DIRECTIVE: Word for word, copy all the data and drop the pictures.

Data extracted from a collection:
* Start *

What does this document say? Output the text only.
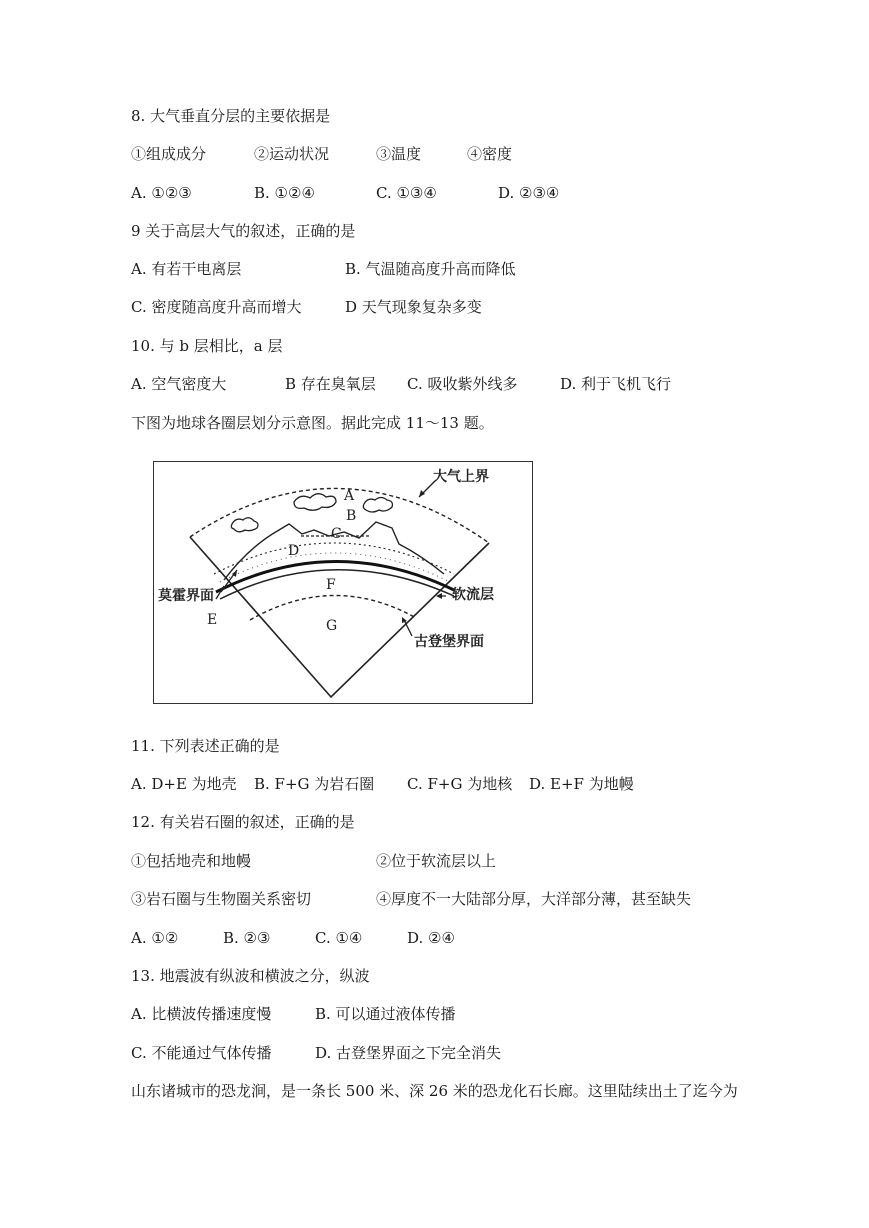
8. 大气垂直分层的主要依据是
①组成成分	②运动状况	③温度	④密度
A. ①②③	B. ①②④	C. ①③④	D. ②③④
9 关于高层大气的叙述，正确的是
A. 有若干电离层	B. 气温随高度升高而降低
C. 密度随高度升高而增大	D 天气现象复杂多变
10. 与 b 层相比，a 层
A. 空气密度大	B 存在臭氧层 C. 吸收紫外线多	D. 利于飞机飞行
下图为地球各圈层划分示意图。据此完成 11～13 题。
大气上界
莫霍界面	软流层
古登堡界面
A
B
C
D
E
F
G
11. 下列表述正确的是
A. D+E 为地壳 B. F+G 为岩石圈 C. F+G 为地核 D. E+F 为地幔
12. 有关岩石圈的叙述，正确的是
①包括地壳和地幔	②位于软流层以上
③岩石圈与生物圈关系密切	④厚度不一大陆部分厚，大洋部分薄，甚至缺失
A. ①②	B. ②③	C. ①④	D. ②④
13. 地震波有纵波和横波之分，纵波
A. 比横波传播速度慢	B. 可以通过液体传播
C. 不能通过气体传播	D. 古登堡界面之下完全消失
山东诸城市的恐龙涧，是一条长 500 米、深 26 米的恐龙化石长廊。这里陆续出土了迄今为
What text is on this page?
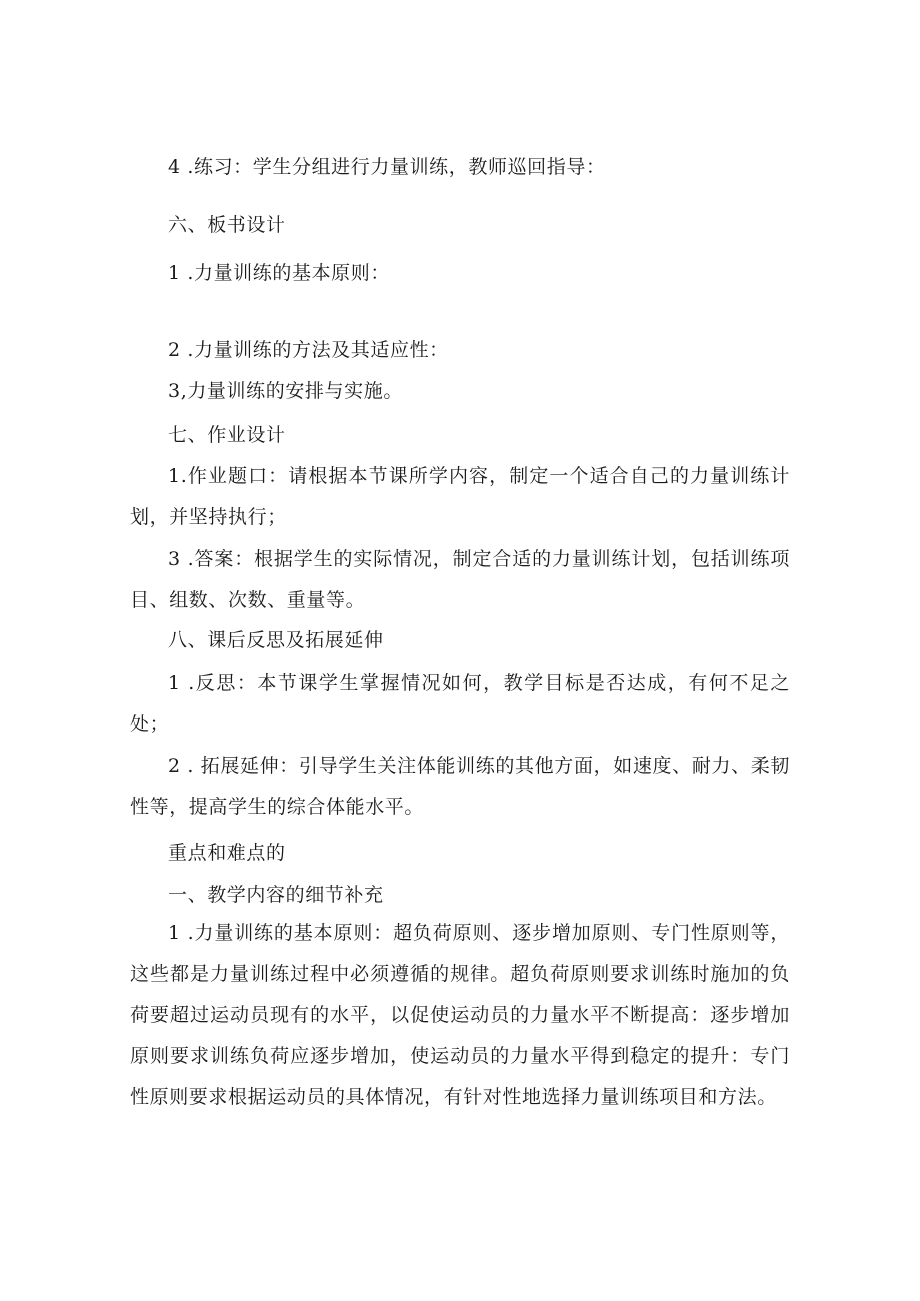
4 .练习：学生分组进行力量训练，教师巡回指导：
六、板书设计
1 .力量训练的基本原则：
2 .力量训练的方法及其适应性：
3,力量训练的安排与实施。
七、作业设计
1.作业题口：请根据本节课所学内容，制定一个适合自己的力量训练计划，并坚持执行；
3 .答案：根据学生的实际情况，制定合适的力量训练计划，包括训练项目、组数、次数、重量等。
八、课后反思及拓展延伸
1 .反思：本节课学生掌握情况如何，教学目标是否达成，有何不足之处；
2 . 拓展延伸：引导学生关注体能训练的其他方面，如速度、耐力、柔韧性等，提高学生的综合体能水平。
重点和难点的
一、教学内容的细节补充
1 .力量训练的基本原则：超负荷原则、逐步增加原则、专门性原则等，这些都是力量训练过程中必须遵循的规律。超负荷原则要求训练时施加的负荷要超过运动员现有的水平，以促使运动员的力量水平不断提高：逐步增加原则要求训练负荷应逐步增加，使运动员的力量水平得到稳定的提升：专门性原则要求根据运动员的具体情况，有针对性地选择力量训练项目和方法。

* End *

FINISHED EXERCISE:
What does this document say? Output the text only.
8. 大气垂直分层的主要依据是
①组成成分	②运动状况	③温度	④密度
A. ①②③	B. ①②④	C. ①③④	D. ②③④
9 关于高层大气的叙述，正确的是
A. 有若干电离层	B. 气温随高度升高而降低
C. 密度随高度升高而增大	D 天气现象复杂多变
10. 与 b 层相比，a 层
A. 空气密度大	B 存在臭氧层 C. 吸收紫外线多	D. 利于飞机飞行
下图为地球各圈层划分示意图。据此完成 11～13 题。
大气上界
莫霍界面	软流层
古登堡界面
A
B
C
D
E
F
G
11. 下列表述正确的是
A. D+E 为地壳 B. F+G 为岩石圈 C. F+G 为地核 D. E+F 为地幔
12. 有关岩石圈的叙述，正确的是
①包括地壳和地幔	②位于软流层以上
③岩石圈与生物圈关系密切	④厚度不一大陆部分厚，大洋部分薄，甚至缺失
A. ①②	B. ②③	C. ①④	D. ②④
13. 地震波有纵波和横波之分，纵波
A. 比横波传播速度慢	B. 可以通过液体传播
C. 不能通过气体传播	D. 古登堡界面之下完全消失
山东诸城市的恐龙涧，是一条长 500 米、深 26 米的恐龙化石长廊。这里陆续出土了迄今为
What text is on this page?
4 .练习：学生分组进行力量训练，教师巡回指导：
六、板书设计
1 .力量训练的基本原则：
2 .力量训练的方法及其适应性：
3,力量训练的安排与实施。
七、作业设计
1.作业题口：请根据本节课所学内容，制定一个适合自己的力量训练计划，并坚持执行；
3 .答案：根据学生的实际情况，制定合适的力量训练计划，包括训练项目、组数、次数、重量等。
八、课后反思及拓展延伸
1 .反思：本节课学生掌握情况如何，教学目标是否达成，有何不足之处；
2 . 拓展延伸：引导学生关注体能训练的其他方面，如速度、耐力、柔韧性等，提高学生的综合体能水平。
重点和难点的
一、教学内容的细节补充
1 .力量训练的基本原则：超负荷原则、逐步增加原则、专门性原则等，这些都是力量训练过程中必须遵循的规律。超负荷原则要求训练时施加的负荷要超过运动员现有的水平，以促使运动员的力量水平不断提高：逐步增加原则要求训练负荷应逐步增加，使运动员的力量水平得到稳定的提升：专门性原则要求根据运动员的具体情况，有针对性地选择力量训练项目和方法。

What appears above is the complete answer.